Task goal.
Copy every line of the material below word for word.

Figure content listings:
::::

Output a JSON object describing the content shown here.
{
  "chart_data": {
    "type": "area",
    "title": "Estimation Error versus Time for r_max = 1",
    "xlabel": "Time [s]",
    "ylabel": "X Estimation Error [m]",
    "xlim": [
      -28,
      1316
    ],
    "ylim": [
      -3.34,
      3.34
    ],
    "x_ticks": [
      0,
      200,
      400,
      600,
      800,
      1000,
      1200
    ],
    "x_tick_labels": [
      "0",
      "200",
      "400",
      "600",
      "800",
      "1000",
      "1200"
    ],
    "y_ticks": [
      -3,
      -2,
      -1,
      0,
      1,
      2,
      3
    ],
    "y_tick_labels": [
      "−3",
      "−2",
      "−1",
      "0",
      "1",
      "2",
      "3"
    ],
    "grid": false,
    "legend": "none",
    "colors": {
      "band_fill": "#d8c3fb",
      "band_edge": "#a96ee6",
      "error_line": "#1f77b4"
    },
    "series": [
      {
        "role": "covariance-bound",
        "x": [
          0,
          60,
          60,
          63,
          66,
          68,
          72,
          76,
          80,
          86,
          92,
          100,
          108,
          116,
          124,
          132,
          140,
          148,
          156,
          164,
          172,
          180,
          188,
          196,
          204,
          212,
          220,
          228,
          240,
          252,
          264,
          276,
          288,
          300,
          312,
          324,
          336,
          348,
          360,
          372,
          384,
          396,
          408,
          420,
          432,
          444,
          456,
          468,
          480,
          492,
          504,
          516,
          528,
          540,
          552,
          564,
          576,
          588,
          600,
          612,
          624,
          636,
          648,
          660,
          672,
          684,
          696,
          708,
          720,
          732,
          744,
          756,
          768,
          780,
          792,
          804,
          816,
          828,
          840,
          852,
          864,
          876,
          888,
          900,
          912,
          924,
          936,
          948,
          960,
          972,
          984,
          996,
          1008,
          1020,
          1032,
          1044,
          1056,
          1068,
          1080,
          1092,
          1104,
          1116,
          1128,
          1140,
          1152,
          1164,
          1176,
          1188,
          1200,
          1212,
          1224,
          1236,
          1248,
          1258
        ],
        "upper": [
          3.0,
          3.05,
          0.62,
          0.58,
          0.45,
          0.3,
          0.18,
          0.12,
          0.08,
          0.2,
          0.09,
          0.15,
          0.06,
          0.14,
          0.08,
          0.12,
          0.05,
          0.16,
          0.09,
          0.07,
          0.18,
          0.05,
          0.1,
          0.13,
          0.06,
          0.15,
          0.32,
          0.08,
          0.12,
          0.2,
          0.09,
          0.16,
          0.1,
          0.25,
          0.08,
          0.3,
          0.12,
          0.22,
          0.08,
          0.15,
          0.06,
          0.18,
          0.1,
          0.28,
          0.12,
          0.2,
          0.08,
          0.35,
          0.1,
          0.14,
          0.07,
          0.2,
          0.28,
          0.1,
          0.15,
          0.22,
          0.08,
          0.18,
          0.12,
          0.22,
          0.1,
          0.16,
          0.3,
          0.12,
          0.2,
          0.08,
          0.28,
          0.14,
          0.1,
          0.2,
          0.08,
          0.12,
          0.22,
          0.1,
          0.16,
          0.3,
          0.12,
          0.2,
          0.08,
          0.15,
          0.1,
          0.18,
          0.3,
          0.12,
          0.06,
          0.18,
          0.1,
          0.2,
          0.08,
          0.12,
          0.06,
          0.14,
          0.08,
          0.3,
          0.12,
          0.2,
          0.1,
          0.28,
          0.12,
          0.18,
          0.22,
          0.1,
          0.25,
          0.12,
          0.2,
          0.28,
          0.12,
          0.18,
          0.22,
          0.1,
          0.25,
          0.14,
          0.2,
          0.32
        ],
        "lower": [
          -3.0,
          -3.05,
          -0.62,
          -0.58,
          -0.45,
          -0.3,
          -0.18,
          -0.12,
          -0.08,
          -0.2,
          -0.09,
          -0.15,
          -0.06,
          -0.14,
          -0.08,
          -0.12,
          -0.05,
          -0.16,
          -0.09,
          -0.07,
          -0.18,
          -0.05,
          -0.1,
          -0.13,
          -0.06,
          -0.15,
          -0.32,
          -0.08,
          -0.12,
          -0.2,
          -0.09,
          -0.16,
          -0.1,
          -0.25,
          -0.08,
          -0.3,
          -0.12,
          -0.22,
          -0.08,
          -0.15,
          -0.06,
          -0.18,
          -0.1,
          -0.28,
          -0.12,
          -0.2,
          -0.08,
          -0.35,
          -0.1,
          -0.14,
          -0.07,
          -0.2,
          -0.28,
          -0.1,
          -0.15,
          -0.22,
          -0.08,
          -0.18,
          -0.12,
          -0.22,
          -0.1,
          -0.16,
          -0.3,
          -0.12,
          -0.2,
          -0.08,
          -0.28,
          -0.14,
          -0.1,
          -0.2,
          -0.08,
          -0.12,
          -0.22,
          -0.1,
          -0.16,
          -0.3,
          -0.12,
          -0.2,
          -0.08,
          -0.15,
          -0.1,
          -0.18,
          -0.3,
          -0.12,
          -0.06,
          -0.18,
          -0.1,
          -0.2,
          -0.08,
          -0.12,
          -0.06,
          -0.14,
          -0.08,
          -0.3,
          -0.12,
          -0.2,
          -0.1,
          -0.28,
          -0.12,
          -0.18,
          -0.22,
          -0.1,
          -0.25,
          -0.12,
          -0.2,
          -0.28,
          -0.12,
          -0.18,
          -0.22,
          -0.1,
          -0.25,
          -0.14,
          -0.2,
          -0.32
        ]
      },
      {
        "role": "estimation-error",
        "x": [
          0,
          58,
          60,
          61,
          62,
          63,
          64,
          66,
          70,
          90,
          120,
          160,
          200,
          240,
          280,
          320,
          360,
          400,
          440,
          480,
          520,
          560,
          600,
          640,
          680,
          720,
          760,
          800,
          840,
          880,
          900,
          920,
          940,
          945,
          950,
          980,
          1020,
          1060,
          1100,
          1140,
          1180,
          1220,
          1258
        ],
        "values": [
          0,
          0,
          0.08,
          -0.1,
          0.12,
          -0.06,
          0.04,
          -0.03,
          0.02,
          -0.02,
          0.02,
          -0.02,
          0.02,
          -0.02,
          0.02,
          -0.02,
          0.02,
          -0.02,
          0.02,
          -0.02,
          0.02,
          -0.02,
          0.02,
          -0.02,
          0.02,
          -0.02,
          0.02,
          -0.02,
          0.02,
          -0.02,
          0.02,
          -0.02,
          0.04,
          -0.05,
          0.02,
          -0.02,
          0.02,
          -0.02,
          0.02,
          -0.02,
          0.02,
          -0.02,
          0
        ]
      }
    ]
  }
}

::::

Final result.
Output a JSON object describing the content shown here.
{
  "chart_data": {
    "type": "area",
    "title": "Estimation Error versus Time for r_max = 1",
    "xlabel": "Time [s]",
    "ylabel": "X Estimation Error [m]",
    "xlim": [
      -28,
      1316
    ],
    "ylim": [
      -3.34,
      3.34
    ],
    "x_ticks": [
      0,
      200,
      400,
      600,
      800,
      1000,
      1200
    ],
    "x_tick_labels": [
      "0",
      "200",
      "400",
      "600",
      "800",
      "1000",
      "1200"
    ],
    "y_ticks": [
      -3,
      -2,
      -1,
      0,
      1,
      2,
      3
    ],
    "y_tick_labels": [
      "−3",
      "−2",
      "−1",
      "0",
      "1",
      "2",
      "3"
    ],
    "grid": false,
    "legend": "none",
    "colors": {
      "band_fill": "#d8c3fb",
      "band_edge": "#a96ee6",
      "error_line": "#1f77b4"
    },
    "series": [
      {
        "role": "covariance-bound",
        "x": [
          0,
          60,
          60,
          63,
          66,
          68,
          72,
          76,
          80,
          86,
          92,
          100,
          108,
          116,
          124,
          132,
          140,
          148,
          156,
          164,
          172,
          180,
          188,
          196,
          204,
          212,
          220,
          228,
          240,
          252,
          264,
          276,
          288,
          300,
          312,
          324,
          336,
          348,
          360,
          372,
          384,
          396,
          408,
          420,
          432,
          444,
          456,
          468,
          480,
          492,
          504,
          516,
          528,
          540,
          552,
          564,
          576,
          588,
          600,
          612,
          624,
          636,
          648,
          660,
          672,
          684,
          696,
          708,
          720,
          732,
          744,
          756,
          768,
          780,
          792,
          804,
          816,
          828,
          840,
          852,
          864,
          876,
          888,
          900,
          912,
          924,
          936,
          948,
          960,
          972,
          984,
          996,
          1008,
          1020,
          1032,
          1044,
          1056,
          1068,
          1080,
          1092,
          1104,
          1116,
          1128,
          1140,
          1152,
          1164,
          1176,
          1188,
          1200,
          1212,
          1224,
          1236,
          1248,
          1258
        ],
        "upper": [
          3.0,
          3.05,
          0.62,
          0.58,
          0.45,
          0.3,
          0.18,
          0.12,
          0.08,
          0.2,
          0.09,
          0.15,
          0.06,
          0.14,
          0.08,
          0.12,
          0.05,
          0.16,
          0.09,
          0.07,
          0.18,
          0.05,
          0.1,
          0.13,
          0.06,
          0.15,
          0.32,
          0.08,
          0.12,
          0.2,
          0.09,
          0.16,
          0.1,
          0.25,
          0.08,
          0.3,
          0.12,
          0.22,
          0.08,
          0.15,
          0.06,
          0.18,
          0.1,
          0.28,
          0.12,
          0.2,
          0.08,
          0.35,
          0.1,
          0.14,
          0.07,
          0.2,
          0.28,
          0.1,
          0.15,
          0.22,
          0.08,
          0.18,
          0.12,
          0.22,
          0.1,
          0.16,
          0.3,
          0.12,
          0.2,
          0.08,
          0.28,
          0.14,
          0.1,
          0.2,
          0.08,
          0.12,
          0.22,
          0.1,
          0.16,
          0.3,
          0.12,
          0.2,
          0.08,
          0.15,
          0.1,
          0.18,
          0.3,
          0.12,
          0.06,
          0.18,
          0.1,
          0.2,
          0.08,
          0.12,
          0.06,
          0.14,
          0.08,
          0.3,
          0.12,
          0.2,
          0.1,
          0.28,
          0.12,
          0.18,
          0.22,
          0.1,
          0.25,
          0.12,
          0.2,
          0.28,
          0.12,
          0.18,
          0.22,
          0.1,
          0.25,
          0.14,
          0.2,
          0.32
        ],
        "lower": [
          -3.0,
          -3.05,
          -0.62,
          -0.58,
          -0.45,
          -0.3,
          -0.18,
          -0.12,
          -0.08,
          -0.2,
          -0.09,
          -0.15,
          -0.06,
          -0.14,
          -0.08,
          -0.12,
          -0.05,
          -0.16,
          -0.09,
          -0.07,
          -0.18,
          -0.05,
          -0.1,
          -0.13,
          -0.06,
          -0.15,
          -0.32,
          -0.08,
          -0.12,
          -0.2,
          -0.09,
          -0.16,
          -0.1,
          -0.25,
          -0.08,
          -0.3,
          -0.12,
          -0.22,
          -0.08,
          -0.15,
          -0.06,
          -0.18,
          -0.1,
          -0.28,
          -0.12,
          -0.2,
          -0.08,
          -0.35,
          -0.1,
          -0.14,
          -0.07,
          -0.2,
          -0.28,
          -0.1,
          -0.15,
          -0.22,
          -0.08,
          -0.18,
          -0.12,
          -0.22,
          -0.1,
          -0.16,
          -0.3,
          -0.12,
          -0.2,
          -0.08,
          -0.28,
          -0.14,
          -0.1,
          -0.2,
          -0.08,
          -0.12,
          -0.22,
          -0.1,
          -0.16,
          -0.3,
          -0.12,
          -0.2,
          -0.08,
          -0.15,
          -0.1,
          -0.18,
          -0.3,
          -0.12,
          -0.06,
          -0.18,
          -0.1,
          -0.2,
          -0.08,
          -0.12,
          -0.06,
          -0.14,
          -0.08,
          -0.3,
          -0.12,
          -0.2,
          -0.1,
          -0.28,
          -0.12,
          -0.18,
          -0.22,
          -0.1,
          -0.25,
          -0.12,
          -0.2,
          -0.28,
          -0.12,
          -0.18,
          -0.22,
          -0.1,
          -0.25,
          -0.14,
          -0.2,
          -0.32
        ]
      },
      {
        "role": "estimation-error",
        "x": [
          0,
          58,
          60,
          61,
          62,
          63,
          64,
          66,
          70,
          90,
          120,
          160,
          200,
          240,
          280,
          320,
          360,
          400,
          440,
          480,
          520,
          560,
          600,
          640,
          680,
          720,
          760,
          800,
          840,
          880,
          900,
          920,
          940,
          945,
          950,
          980,
          1020,
          1060,
          1100,
          1140,
          1180,
          1220,
          1258
        ],
        "values": [
          0,
          0,
          0.08,
          -0.1,
          0.12,
          -0.06,
          0.04,
          -0.03,
          0.02,
          -0.02,
          0.02,
          -0.02,
          0.02,
          -0.02,
          0.02,
          -0.02,
          0.02,
          -0.02,
          0.02,
          -0.02,
          0.02,
          -0.02,
          0.02,
          -0.02,
          0.02,
          -0.02,
          0.02,
          -0.02,
          0.02,
          -0.02,
          0.02,
          -0.02,
          0.04,
          -0.05,
          0.02,
          -0.02,
          0.02,
          -0.02,
          0.02,
          -0.02,
          0.02,
          -0.02,
          0
        ]
      }
    ]
  }
}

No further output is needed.